> **What to produce**: Retype every line of the material below without changing anything.

═══ Data records

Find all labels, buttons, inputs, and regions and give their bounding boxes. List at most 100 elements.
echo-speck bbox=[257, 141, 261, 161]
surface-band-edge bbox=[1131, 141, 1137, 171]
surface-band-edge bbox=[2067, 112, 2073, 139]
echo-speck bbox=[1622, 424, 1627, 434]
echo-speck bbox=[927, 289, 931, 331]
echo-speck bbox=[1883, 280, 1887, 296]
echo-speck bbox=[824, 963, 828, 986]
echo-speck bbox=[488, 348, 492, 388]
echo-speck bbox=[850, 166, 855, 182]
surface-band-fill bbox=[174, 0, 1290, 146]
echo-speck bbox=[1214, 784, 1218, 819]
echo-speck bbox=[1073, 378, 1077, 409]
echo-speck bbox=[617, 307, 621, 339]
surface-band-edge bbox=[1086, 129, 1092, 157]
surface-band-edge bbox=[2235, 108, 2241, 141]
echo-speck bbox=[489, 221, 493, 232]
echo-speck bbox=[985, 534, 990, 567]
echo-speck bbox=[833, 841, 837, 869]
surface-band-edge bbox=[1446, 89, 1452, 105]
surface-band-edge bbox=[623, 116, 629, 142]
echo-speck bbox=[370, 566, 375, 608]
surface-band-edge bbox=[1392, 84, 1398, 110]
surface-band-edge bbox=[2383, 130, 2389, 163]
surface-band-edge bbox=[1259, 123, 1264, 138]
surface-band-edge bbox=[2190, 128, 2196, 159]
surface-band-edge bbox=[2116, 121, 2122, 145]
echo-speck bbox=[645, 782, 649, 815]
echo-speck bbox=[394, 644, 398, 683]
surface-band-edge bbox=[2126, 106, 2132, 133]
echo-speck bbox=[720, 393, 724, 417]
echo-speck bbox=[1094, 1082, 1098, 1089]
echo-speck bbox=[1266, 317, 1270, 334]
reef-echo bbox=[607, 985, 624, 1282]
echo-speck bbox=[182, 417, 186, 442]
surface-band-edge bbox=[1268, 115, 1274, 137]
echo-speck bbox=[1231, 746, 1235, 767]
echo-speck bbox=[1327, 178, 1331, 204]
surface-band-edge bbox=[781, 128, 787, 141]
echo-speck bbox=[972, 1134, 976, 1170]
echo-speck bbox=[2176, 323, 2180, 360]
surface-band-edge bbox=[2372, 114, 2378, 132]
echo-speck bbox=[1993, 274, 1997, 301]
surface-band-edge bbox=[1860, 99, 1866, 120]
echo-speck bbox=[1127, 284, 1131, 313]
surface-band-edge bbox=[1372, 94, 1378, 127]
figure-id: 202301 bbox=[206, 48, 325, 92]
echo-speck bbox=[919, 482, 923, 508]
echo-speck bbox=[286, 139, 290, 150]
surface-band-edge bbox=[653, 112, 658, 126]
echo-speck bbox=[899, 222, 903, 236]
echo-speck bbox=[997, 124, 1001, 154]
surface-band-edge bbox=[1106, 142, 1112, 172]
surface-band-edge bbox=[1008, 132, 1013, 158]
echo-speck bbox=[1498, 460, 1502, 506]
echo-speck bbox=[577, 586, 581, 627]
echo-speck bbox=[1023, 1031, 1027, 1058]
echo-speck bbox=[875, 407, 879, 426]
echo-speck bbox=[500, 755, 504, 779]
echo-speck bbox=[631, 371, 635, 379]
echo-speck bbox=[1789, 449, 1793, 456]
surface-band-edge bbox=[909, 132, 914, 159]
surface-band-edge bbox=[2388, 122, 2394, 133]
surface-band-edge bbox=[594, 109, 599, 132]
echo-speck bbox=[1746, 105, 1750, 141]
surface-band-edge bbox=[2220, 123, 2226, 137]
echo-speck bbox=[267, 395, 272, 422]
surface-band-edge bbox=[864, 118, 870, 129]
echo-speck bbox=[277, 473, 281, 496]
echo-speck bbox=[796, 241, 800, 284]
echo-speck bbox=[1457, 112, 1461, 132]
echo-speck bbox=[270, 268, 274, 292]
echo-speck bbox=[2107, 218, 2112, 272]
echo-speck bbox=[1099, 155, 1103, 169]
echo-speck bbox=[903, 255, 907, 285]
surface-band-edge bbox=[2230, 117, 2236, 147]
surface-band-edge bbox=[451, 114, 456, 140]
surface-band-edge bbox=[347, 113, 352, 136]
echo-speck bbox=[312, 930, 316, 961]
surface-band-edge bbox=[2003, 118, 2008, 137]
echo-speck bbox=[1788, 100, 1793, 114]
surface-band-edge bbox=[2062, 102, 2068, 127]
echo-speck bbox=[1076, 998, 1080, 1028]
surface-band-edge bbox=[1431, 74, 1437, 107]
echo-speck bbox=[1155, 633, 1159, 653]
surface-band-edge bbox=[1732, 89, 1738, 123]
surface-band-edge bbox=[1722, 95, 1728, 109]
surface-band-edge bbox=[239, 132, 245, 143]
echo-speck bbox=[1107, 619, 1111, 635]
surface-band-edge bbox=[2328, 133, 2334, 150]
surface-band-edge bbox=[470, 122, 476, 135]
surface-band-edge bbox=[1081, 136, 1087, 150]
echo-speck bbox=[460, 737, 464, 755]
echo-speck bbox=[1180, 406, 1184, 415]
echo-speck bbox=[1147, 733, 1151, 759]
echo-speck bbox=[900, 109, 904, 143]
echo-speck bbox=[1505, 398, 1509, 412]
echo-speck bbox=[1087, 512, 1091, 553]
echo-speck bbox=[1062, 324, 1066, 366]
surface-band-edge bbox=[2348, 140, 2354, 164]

══════

> **Solution for this task**:
Find all labels, buttons, inputs, and regions and give their bounding boxes. List at most 100 elements.
echo-speck bbox=[257, 141, 261, 161]
surface-band-edge bbox=[1131, 141, 1137, 171]
surface-band-edge bbox=[2067, 112, 2073, 139]
echo-speck bbox=[1622, 424, 1627, 434]
echo-speck bbox=[927, 289, 931, 331]
echo-speck bbox=[1883, 280, 1887, 296]
echo-speck bbox=[824, 963, 828, 986]
echo-speck bbox=[488, 348, 492, 388]
echo-speck bbox=[850, 166, 855, 182]
surface-band-fill bbox=[174, 0, 1290, 146]
echo-speck bbox=[1214, 784, 1218, 819]
echo-speck bbox=[1073, 378, 1077, 409]
echo-speck bbox=[617, 307, 621, 339]
surface-band-edge bbox=[1086, 129, 1092, 157]
surface-band-edge bbox=[2235, 108, 2241, 141]
echo-speck bbox=[489, 221, 493, 232]
echo-speck bbox=[985, 534, 990, 567]
echo-speck bbox=[833, 841, 837, 869]
surface-band-edge bbox=[1446, 89, 1452, 105]
surface-band-edge bbox=[623, 116, 629, 142]
echo-speck bbox=[370, 566, 375, 608]
surface-band-edge bbox=[1392, 84, 1398, 110]
surface-band-edge bbox=[2383, 130, 2389, 163]
surface-band-edge bbox=[1259, 123, 1264, 138]
surface-band-edge bbox=[2190, 128, 2196, 159]
surface-band-edge bbox=[2116, 121, 2122, 145]
echo-speck bbox=[645, 782, 649, 815]
echo-speck bbox=[394, 644, 398, 683]
surface-band-edge bbox=[2126, 106, 2132, 133]
echo-speck bbox=[720, 393, 724, 417]
echo-speck bbox=[1094, 1082, 1098, 1089]
echo-speck bbox=[1266, 317, 1270, 334]
reef-echo bbox=[607, 985, 624, 1282]
echo-speck bbox=[182, 417, 186, 442]
surface-band-edge bbox=[1268, 115, 1274, 137]
echo-speck bbox=[1231, 746, 1235, 767]
echo-speck bbox=[1327, 178, 1331, 204]
surface-band-edge bbox=[781, 128, 787, 141]
echo-speck bbox=[972, 1134, 976, 1170]
echo-speck bbox=[2176, 323, 2180, 360]
surface-band-edge bbox=[2372, 114, 2378, 132]
echo-speck bbox=[1993, 274, 1997, 301]
surface-band-edge bbox=[1860, 99, 1866, 120]
echo-speck bbox=[1127, 284, 1131, 313]
surface-band-edge bbox=[1372, 94, 1378, 127]
figure-id: 202301 bbox=[206, 48, 325, 92]
echo-speck bbox=[919, 482, 923, 508]
echo-speck bbox=[286, 139, 290, 150]
surface-band-edge bbox=[653, 112, 658, 126]
echo-speck bbox=[899, 222, 903, 236]
echo-speck bbox=[997, 124, 1001, 154]
surface-band-edge bbox=[1106, 142, 1112, 172]
surface-band-edge bbox=[1008, 132, 1013, 158]
echo-speck bbox=[1498, 460, 1502, 506]
echo-speck bbox=[577, 586, 581, 627]
echo-speck bbox=[1023, 1031, 1027, 1058]
echo-speck bbox=[875, 407, 879, 426]
echo-speck bbox=[500, 755, 504, 779]
echo-speck bbox=[631, 371, 635, 379]
echo-speck bbox=[1789, 449, 1793, 456]
surface-band-edge bbox=[909, 132, 914, 159]
surface-band-edge bbox=[2388, 122, 2394, 133]
surface-band-edge bbox=[594, 109, 599, 132]
echo-speck bbox=[1746, 105, 1750, 141]
surface-band-edge bbox=[2220, 123, 2226, 137]
echo-speck bbox=[267, 395, 272, 422]
surface-band-edge bbox=[864, 118, 870, 129]
echo-speck bbox=[277, 473, 281, 496]
echo-speck bbox=[796, 241, 800, 284]
echo-speck bbox=[1457, 112, 1461, 132]
echo-speck bbox=[270, 268, 274, 292]
echo-speck bbox=[2107, 218, 2112, 272]
echo-speck bbox=[1099, 155, 1103, 169]
echo-speck bbox=[903, 255, 907, 285]
surface-band-edge bbox=[2230, 117, 2236, 147]
surface-band-edge bbox=[451, 114, 456, 140]
surface-band-edge bbox=[347, 113, 352, 136]
echo-speck bbox=[312, 930, 316, 961]
surface-band-edge bbox=[2003, 118, 2008, 137]
echo-speck bbox=[1788, 100, 1793, 114]
surface-band-edge bbox=[2062, 102, 2068, 127]
echo-speck bbox=[1076, 998, 1080, 1028]
surface-band-edge bbox=[1431, 74, 1437, 107]
echo-speck bbox=[1155, 633, 1159, 653]
surface-band-edge bbox=[1732, 89, 1738, 123]
surface-band-edge bbox=[1722, 95, 1728, 109]
surface-band-edge bbox=[239, 132, 245, 143]
echo-speck bbox=[1107, 619, 1111, 635]
surface-band-edge bbox=[2328, 133, 2334, 150]
surface-band-edge bbox=[470, 122, 476, 135]
surface-band-edge bbox=[1081, 136, 1087, 150]
echo-speck bbox=[460, 737, 464, 755]
echo-speck bbox=[1180, 406, 1184, 415]
echo-speck bbox=[1147, 733, 1151, 759]
echo-speck bbox=[900, 109, 904, 143]
echo-speck bbox=[1505, 398, 1509, 412]
echo-speck bbox=[1087, 512, 1091, 553]
echo-speck bbox=[1062, 324, 1066, 366]
surface-band-edge bbox=[2348, 140, 2354, 164]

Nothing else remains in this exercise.